## Task details
Look through the data for the string "избирательный". Copy every line where it is found.
— start Records supplied —
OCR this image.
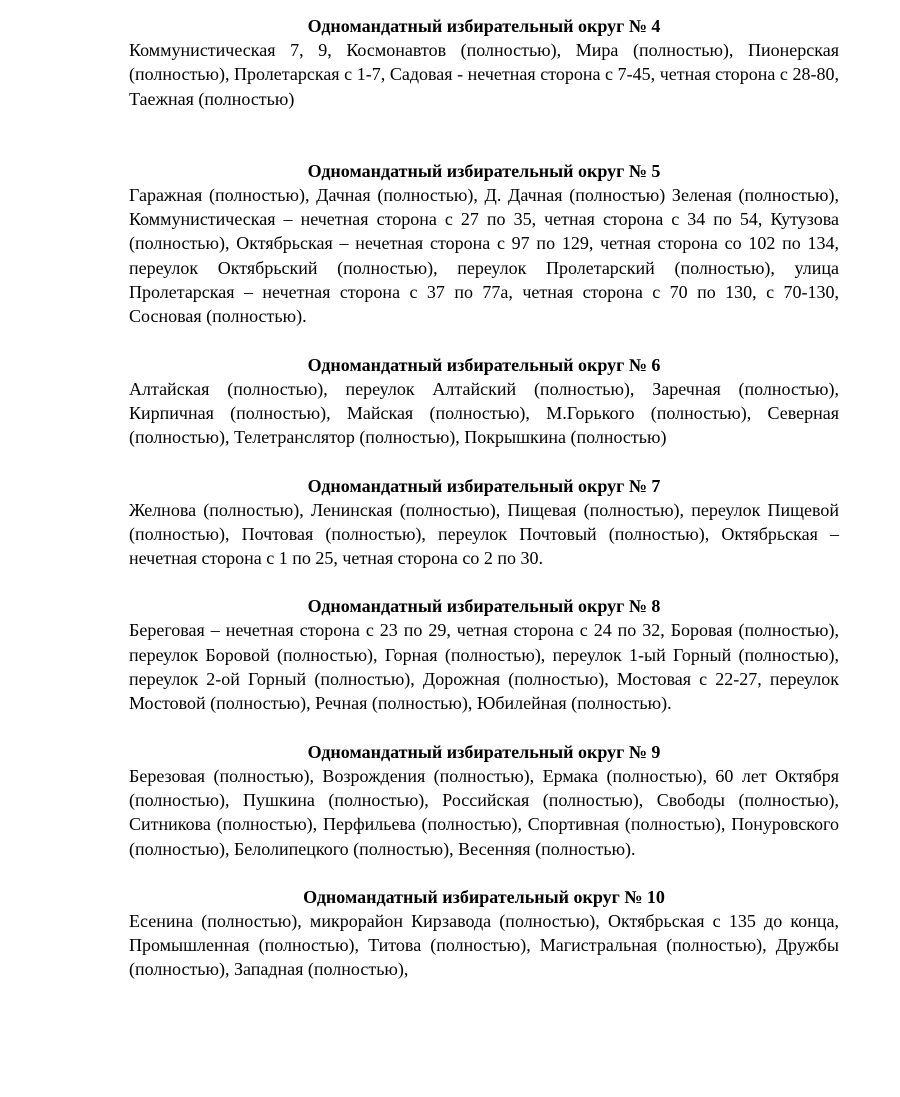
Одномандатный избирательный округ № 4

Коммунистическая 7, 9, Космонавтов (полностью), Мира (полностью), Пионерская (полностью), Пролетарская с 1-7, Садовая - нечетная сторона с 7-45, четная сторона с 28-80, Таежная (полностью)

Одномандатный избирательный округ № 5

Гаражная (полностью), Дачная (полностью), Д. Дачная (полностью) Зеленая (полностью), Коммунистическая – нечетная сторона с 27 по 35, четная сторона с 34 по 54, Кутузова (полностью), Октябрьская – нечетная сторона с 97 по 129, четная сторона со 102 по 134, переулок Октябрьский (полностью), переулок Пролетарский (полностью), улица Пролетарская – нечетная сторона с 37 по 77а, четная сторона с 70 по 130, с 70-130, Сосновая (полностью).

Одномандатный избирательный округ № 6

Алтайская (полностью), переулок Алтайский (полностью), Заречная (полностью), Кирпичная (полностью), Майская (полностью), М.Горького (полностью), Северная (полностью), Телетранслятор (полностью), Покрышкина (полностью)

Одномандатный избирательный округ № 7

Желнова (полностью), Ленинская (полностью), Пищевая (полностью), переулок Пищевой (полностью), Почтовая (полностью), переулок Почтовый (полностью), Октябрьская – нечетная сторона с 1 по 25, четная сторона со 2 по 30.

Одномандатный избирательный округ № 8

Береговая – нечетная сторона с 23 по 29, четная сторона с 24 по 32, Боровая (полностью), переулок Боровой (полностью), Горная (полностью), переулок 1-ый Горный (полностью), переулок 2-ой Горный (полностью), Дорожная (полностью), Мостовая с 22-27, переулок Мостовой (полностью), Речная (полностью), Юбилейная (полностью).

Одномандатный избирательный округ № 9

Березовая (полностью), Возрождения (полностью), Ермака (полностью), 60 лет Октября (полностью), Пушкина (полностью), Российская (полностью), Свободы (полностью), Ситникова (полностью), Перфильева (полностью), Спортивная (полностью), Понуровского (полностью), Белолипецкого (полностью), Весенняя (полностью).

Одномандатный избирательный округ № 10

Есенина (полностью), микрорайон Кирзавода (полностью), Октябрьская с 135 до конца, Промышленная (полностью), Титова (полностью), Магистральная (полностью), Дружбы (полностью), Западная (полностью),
— end Records supplied —
— start Records supplied —
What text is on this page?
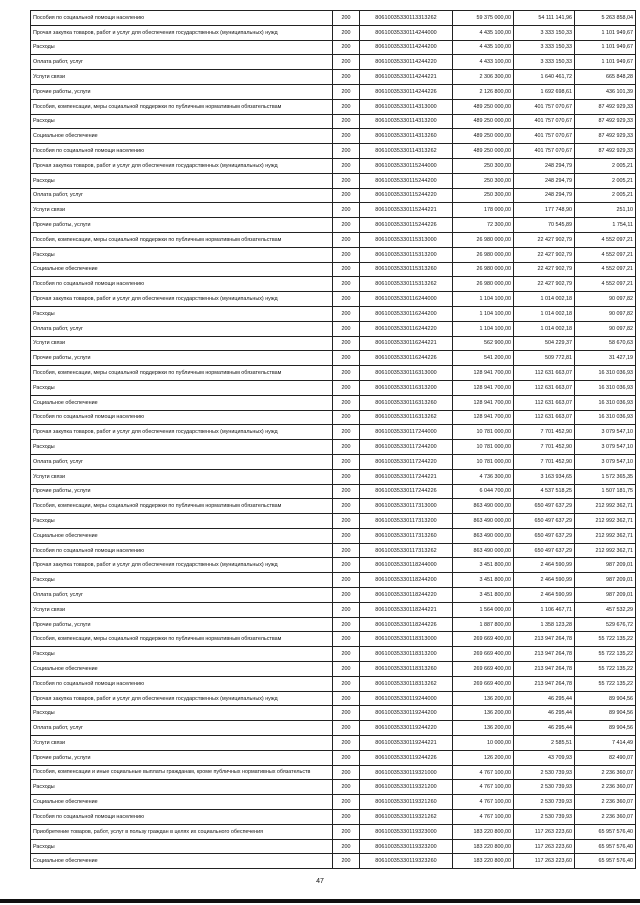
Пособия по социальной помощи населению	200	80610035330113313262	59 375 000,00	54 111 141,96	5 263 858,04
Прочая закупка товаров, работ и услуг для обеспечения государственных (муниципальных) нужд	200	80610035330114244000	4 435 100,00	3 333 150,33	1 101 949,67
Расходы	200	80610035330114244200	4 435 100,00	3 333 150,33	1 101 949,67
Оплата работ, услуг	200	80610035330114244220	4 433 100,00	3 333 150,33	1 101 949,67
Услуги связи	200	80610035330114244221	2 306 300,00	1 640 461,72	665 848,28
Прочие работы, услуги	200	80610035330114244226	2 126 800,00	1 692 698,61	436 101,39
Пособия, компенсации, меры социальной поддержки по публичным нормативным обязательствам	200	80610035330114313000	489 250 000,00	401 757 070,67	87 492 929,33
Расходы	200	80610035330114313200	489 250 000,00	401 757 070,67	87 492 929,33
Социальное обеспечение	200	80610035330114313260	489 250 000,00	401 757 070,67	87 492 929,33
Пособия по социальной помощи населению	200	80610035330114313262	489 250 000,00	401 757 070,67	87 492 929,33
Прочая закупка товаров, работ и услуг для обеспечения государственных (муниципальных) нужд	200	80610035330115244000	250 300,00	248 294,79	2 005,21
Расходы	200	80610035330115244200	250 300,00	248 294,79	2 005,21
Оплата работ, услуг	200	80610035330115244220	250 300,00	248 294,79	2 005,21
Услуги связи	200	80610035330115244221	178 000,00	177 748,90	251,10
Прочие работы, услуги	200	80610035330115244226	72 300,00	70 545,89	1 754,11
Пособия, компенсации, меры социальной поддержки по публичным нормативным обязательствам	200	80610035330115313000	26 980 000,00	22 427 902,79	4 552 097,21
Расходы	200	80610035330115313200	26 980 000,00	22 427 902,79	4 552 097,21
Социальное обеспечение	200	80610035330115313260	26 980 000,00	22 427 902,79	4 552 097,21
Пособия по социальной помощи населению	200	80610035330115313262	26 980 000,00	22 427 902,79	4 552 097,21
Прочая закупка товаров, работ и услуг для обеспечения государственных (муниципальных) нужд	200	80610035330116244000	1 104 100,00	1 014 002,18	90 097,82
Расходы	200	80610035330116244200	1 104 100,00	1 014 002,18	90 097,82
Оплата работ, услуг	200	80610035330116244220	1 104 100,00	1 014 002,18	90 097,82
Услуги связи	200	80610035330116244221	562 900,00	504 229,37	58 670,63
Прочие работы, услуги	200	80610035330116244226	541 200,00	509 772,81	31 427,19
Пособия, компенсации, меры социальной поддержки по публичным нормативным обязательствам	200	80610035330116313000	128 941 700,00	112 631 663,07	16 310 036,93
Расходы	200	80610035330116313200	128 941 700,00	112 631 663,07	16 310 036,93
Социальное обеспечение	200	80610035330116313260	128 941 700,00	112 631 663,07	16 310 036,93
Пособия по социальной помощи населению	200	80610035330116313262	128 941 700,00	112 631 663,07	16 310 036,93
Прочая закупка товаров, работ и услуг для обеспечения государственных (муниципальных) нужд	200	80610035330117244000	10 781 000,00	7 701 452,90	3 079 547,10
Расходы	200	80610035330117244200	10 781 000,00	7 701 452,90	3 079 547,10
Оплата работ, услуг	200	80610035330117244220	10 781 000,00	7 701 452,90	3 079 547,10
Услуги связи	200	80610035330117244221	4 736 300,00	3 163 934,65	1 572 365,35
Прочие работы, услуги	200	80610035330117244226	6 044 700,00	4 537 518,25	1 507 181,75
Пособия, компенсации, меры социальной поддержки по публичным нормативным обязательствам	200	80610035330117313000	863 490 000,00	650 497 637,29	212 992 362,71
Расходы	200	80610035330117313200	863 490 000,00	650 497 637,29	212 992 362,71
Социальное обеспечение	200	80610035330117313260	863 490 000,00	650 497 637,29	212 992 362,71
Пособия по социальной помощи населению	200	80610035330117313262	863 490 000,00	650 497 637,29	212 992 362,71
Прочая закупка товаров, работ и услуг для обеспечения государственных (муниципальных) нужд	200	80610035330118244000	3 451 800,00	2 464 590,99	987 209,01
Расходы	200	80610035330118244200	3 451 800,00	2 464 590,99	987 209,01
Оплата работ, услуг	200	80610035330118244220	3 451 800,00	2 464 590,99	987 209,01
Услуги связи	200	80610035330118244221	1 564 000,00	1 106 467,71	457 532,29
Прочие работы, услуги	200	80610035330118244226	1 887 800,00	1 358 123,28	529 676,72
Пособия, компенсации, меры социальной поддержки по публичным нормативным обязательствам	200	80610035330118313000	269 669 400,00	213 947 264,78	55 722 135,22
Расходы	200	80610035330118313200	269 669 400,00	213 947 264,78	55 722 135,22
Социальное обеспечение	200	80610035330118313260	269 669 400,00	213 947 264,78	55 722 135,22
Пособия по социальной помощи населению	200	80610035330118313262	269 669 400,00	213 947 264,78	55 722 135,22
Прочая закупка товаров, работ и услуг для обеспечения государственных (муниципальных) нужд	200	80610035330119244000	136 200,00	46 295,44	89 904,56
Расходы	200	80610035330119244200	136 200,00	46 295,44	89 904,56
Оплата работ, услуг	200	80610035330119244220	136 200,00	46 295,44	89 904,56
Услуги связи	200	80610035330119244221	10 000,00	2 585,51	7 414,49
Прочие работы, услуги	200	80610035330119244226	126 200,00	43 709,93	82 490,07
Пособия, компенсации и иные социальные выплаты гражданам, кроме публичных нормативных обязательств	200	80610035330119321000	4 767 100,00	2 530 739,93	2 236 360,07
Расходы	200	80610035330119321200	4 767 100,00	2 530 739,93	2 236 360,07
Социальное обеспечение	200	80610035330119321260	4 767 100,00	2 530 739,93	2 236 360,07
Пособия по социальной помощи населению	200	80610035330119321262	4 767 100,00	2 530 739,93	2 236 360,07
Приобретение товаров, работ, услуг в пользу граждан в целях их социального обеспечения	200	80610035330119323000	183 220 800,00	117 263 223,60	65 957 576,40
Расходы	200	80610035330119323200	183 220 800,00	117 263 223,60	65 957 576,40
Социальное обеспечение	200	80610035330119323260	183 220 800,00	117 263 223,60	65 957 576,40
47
— end Records supplied —
## Solution for this problem
Одномандатный избирательный округ № 4
Одномандатный избирательный округ № 5
Одномандатный избирательный округ № 6
Одномандатный избирательный округ № 7
Одномандатный избирательный округ № 8
Одномандатный избирательный округ № 9
Одномандатный избирательный округ № 10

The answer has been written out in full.